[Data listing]
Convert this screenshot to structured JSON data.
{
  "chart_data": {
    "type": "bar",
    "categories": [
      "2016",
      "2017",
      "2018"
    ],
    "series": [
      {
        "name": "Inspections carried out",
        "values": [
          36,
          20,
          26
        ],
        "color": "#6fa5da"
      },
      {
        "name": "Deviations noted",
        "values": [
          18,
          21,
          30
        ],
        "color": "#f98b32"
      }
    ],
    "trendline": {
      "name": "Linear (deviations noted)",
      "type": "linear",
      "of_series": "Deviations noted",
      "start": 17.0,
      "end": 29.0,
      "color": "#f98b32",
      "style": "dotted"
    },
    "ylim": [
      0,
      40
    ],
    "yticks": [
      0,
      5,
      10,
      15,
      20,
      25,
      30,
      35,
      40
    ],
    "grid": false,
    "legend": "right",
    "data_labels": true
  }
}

▶ **Exercise**:
Reproduce the records above exactly.

▶ **Task solution**:
Convert this screenshot to structured JSON data.
{
  "chart_data": {
    "type": "bar",
    "categories": [
      "2016",
      "2017",
      "2018"
    ],
    "series": [
      {
        "name": "Inspections carried out",
        "values": [
          36,
          20,
          26
        ],
        "color": "#6fa5da"
      },
      {
        "name": "Deviations noted",
        "values": [
          18,
          21,
          30
        ],
        "color": "#f98b32"
      }
    ],
    "trendline": {
      "name": "Linear (deviations noted)",
      "type": "linear",
      "of_series": "Deviations noted",
      "start": 17.0,
      "end": 29.0,
      "color": "#f98b32",
      "style": "dotted"
    },
    "ylim": [
      0,
      40
    ],
    "yticks": [
      0,
      5,
      10,
      15,
      20,
      25,
      30,
      35,
      40
    ],
    "grid": false,
    "legend": "right",
    "data_labels": true
  }
}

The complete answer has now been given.